## REQUIRED WORK
Retype each line exactly. Skip images.

## PROVIDED INFORMATION
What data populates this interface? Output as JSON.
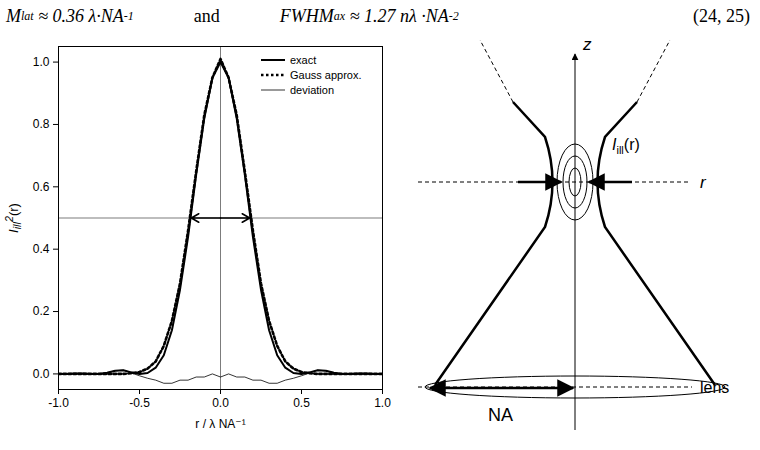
{
  "equation": {
    "parts": [
      {
        "segments": [
          {
            "text": "M"
          },
          {
            "text": "lat",
            "sub": true
          },
          {
            "text": " ≈ 0.36 λ·NA"
          },
          {
            "text": "-1",
            "sup": true
          }
        ]
      },
      {
        "segments": [
          {
            "text": "and",
            "plain": true
          }
        ]
      },
      {
        "segments": [
          {
            "text": "FWHM"
          },
          {
            "text": "ax",
            "sub": true
          },
          {
            "text": " ≈ 1.27 nλ ·NA"
          },
          {
            "text": "-2",
            "sup": true
          }
        ]
      }
    ],
    "number": "(24, 25)"
  },
  "chart_data": {
    "type": "line",
    "xlabel": "r / λ NA⁻¹",
    "ylabel": {
      "base": "I",
      "sub": "ill",
      "sup": "2",
      "suffix": "(r)"
    },
    "x": [
      -1.0,
      -0.95,
      -0.9,
      -0.85,
      -0.8,
      -0.75,
      -0.7,
      -0.65,
      -0.6,
      -0.55,
      -0.5,
      -0.45,
      -0.4,
      -0.35,
      -0.3,
      -0.25,
      -0.2,
      -0.15,
      -0.1,
      -0.05,
      0.0,
      0.05,
      0.1,
      0.15,
      0.2,
      0.25,
      0.3,
      0.35,
      0.4,
      0.45,
      0.5,
      0.55,
      0.6,
      0.65,
      0.7,
      0.75,
      0.8,
      0.85,
      0.9,
      0.95,
      1.0
    ],
    "series": [
      {
        "name": "exact",
        "color": "#000000",
        "line_style": "solid",
        "values": [
          0.0,
          0.0,
          0.001,
          0.001,
          0.0,
          0.0,
          0.004,
          0.01,
          0.012,
          0.005,
          0.0,
          0.003,
          0.02,
          0.06,
          0.14,
          0.27,
          0.44,
          0.64,
          0.82,
          0.95,
          1.0,
          0.95,
          0.82,
          0.64,
          0.44,
          0.27,
          0.14,
          0.06,
          0.02,
          0.003,
          0.0,
          0.005,
          0.012,
          0.01,
          0.004,
          0.0,
          0.0,
          0.001,
          0.001,
          0.0,
          0.0
        ]
      },
      {
        "name": "Gauss approx.",
        "color": "#000000",
        "line_style": "dotted",
        "values": [
          0,
          0,
          0,
          0,
          0,
          0,
          0,
          0,
          0.0,
          0.002,
          0.006,
          0.017,
          0.04,
          0.09,
          0.17,
          0.29,
          0.46,
          0.65,
          0.83,
          0.95,
          1.01,
          0.95,
          0.83,
          0.65,
          0.46,
          0.29,
          0.17,
          0.09,
          0.04,
          0.017,
          0.006,
          0.002,
          0.0,
          0,
          0,
          0,
          0,
          0,
          0,
          0,
          0
        ]
      },
      {
        "name": "deviation",
        "color": "#000000",
        "line_style": "solid",
        "values": [
          0,
          0,
          0.001,
          0.001,
          0,
          0,
          0.004,
          0.01,
          0.012,
          0.003,
          -0.006,
          -0.014,
          -0.02,
          -0.03,
          -0.03,
          -0.02,
          -0.02,
          -0.01,
          -0.01,
          0.0,
          -0.01,
          0.0,
          -0.01,
          -0.01,
          -0.02,
          -0.02,
          -0.03,
          -0.03,
          -0.02,
          -0.014,
          -0.006,
          0.003,
          0.012,
          0.01,
          0.004,
          0,
          0,
          0.001,
          0.001,
          0,
          0
        ]
      }
    ],
    "xlim": [
      -1.0,
      1.0
    ],
    "xticks": [
      {
        "value": -1.0,
        "label": "-1.0"
      },
      {
        "value": -0.5,
        "label": "-0.5"
      },
      {
        "value": 0,
        "label": "0.0"
      },
      {
        "value": 0.5,
        "label": "0.5"
      },
      {
        "value": 1.0,
        "label": "1.0"
      }
    ],
    "ylim": [
      -0.05,
      1.05
    ],
    "yticks": [
      {
        "value": 0,
        "label": "0.0"
      },
      {
        "value": 0.2,
        "label": "0.2"
      },
      {
        "value": 0.4,
        "label": "0.4"
      },
      {
        "value": 0.6,
        "label": "0.6"
      },
      {
        "value": 0.8,
        "label": "0.8"
      },
      {
        "value": 1.0,
        "label": "1.0"
      }
    ],
    "reference_lines": {
      "y": 0.5,
      "x": 0
    },
    "fwhm_arrow": {
      "y": 0.5,
      "x_from": -0.18,
      "x_to": 0.18
    },
    "legend": "top-right",
    "grid": false
  },
  "diagram": {
    "axis_z": "z",
    "axis_r": "r",
    "lens": "lens",
    "aperture": "NA",
    "focus_label": {
      "base": "I",
      "sub": "ill",
      "suffix": "(r)"
    }
  }
}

## SOLVED EXERCISE
What data populates this interface? Output as JSON.
{
  "equation": {
    "parts": [
      {
        "segments": [
          {
            "text": "M"
          },
          {
            "text": "lat",
            "sub": true
          },
          {
            "text": " ≈ 0.36 λ·NA"
          },
          {
            "text": "-1",
            "sup": true
          }
        ]
      },
      {
        "segments": [
          {
            "text": "and",
            "plain": true
          }
        ]
      },
      {
        "segments": [
          {
            "text": "FWHM"
          },
          {
            "text": "ax",
            "sub": true
          },
          {
            "text": " ≈ 1.27 nλ ·NA"
          },
          {
            "text": "-2",
            "sup": true
          }
        ]
      }
    ],
    "number": "(24, 25)"
  },
  "chart_data": {
    "type": "line",
    "xlabel": "r / λ NA⁻¹",
    "ylabel": {
      "base": "I",
      "sub": "ill",
      "sup": "2",
      "suffix": "(r)"
    },
    "x": [
      -1.0,
      -0.95,
      -0.9,
      -0.85,
      -0.8,
      -0.75,
      -0.7,
      -0.65,
      -0.6,
      -0.55,
      -0.5,
      -0.45,
      -0.4,
      -0.35,
      -0.3,
      -0.25,
      -0.2,
      -0.15,
      -0.1,
      -0.05,
      0.0,
      0.05,
      0.1,
      0.15,
      0.2,
      0.25,
      0.3,
      0.35,
      0.4,
      0.45,
      0.5,
      0.55,
      0.6,
      0.65,
      0.7,
      0.75,
      0.8,
      0.85,
      0.9,
      0.95,
      1.0
    ],
    "series": [
      {
        "name": "exact",
        "color": "#000000",
        "line_style": "solid",
        "values": [
          0.0,
          0.0,
          0.001,
          0.001,
          0.0,
          0.0,
          0.004,
          0.01,
          0.012,
          0.005,
          0.0,
          0.003,
          0.02,
          0.06,
          0.14,
          0.27,
          0.44,
          0.64,
          0.82,
          0.95,
          1.0,
          0.95,
          0.82,
          0.64,
          0.44,
          0.27,
          0.14,
          0.06,
          0.02,
          0.003,
          0.0,
          0.005,
          0.012,
          0.01,
          0.004,
          0.0,
          0.0,
          0.001,
          0.001,
          0.0,
          0.0
        ]
      },
      {
        "name": "Gauss approx.",
        "color": "#000000",
        "line_style": "dotted",
        "values": [
          0,
          0,
          0,
          0,
          0,
          0,
          0,
          0,
          0.0,
          0.002,
          0.006,
          0.017,
          0.04,
          0.09,
          0.17,
          0.29,
          0.46,
          0.65,
          0.83,
          0.95,
          1.01,
          0.95,
          0.83,
          0.65,
          0.46,
          0.29,
          0.17,
          0.09,
          0.04,
          0.017,
          0.006,
          0.002,
          0.0,
          0,
          0,
          0,
          0,
          0,
          0,
          0,
          0
        ]
      },
      {
        "name": "deviation",
        "color": "#000000",
        "line_style": "solid",
        "values": [
          0,
          0,
          0.001,
          0.001,
          0,
          0,
          0.004,
          0.01,
          0.012,
          0.003,
          -0.006,
          -0.014,
          -0.02,
          -0.03,
          -0.03,
          -0.02,
          -0.02,
          -0.01,
          -0.01,
          0.0,
          -0.01,
          0.0,
          -0.01,
          -0.01,
          -0.02,
          -0.02,
          -0.03,
          -0.03,
          -0.02,
          -0.014,
          -0.006,
          0.003,
          0.012,
          0.01,
          0.004,
          0,
          0,
          0.001,
          0.001,
          0,
          0
        ]
      }
    ],
    "xlim": [
      -1.0,
      1.0
    ],
    "xticks": [
      {
        "value": -1.0,
        "label": "-1.0"
      },
      {
        "value": -0.5,
        "label": "-0.5"
      },
      {
        "value": 0,
        "label": "0.0"
      },
      {
        "value": 0.5,
        "label": "0.5"
      },
      {
        "value": 1.0,
        "label": "1.0"
      }
    ],
    "ylim": [
      -0.05,
      1.05
    ],
    "yticks": [
      {
        "value": 0,
        "label": "0.0"
      },
      {
        "value": 0.2,
        "label": "0.2"
      },
      {
        "value": 0.4,
        "label": "0.4"
      },
      {
        "value": 0.6,
        "label": "0.6"
      },
      {
        "value": 0.8,
        "label": "0.8"
      },
      {
        "value": 1.0,
        "label": "1.0"
      }
    ],
    "reference_lines": {
      "y": 0.5,
      "x": 0
    },
    "fwhm_arrow": {
      "y": 0.5,
      "x_from": -0.18,
      "x_to": 0.18
    },
    "legend": "top-right",
    "grid": false
  },
  "diagram": {
    "axis_z": "z",
    "axis_r": "r",
    "lens": "lens",
    "aperture": "NA",
    "focus_label": {
      "base": "I",
      "sub": "ill",
      "suffix": "(r)"
    }
  }
}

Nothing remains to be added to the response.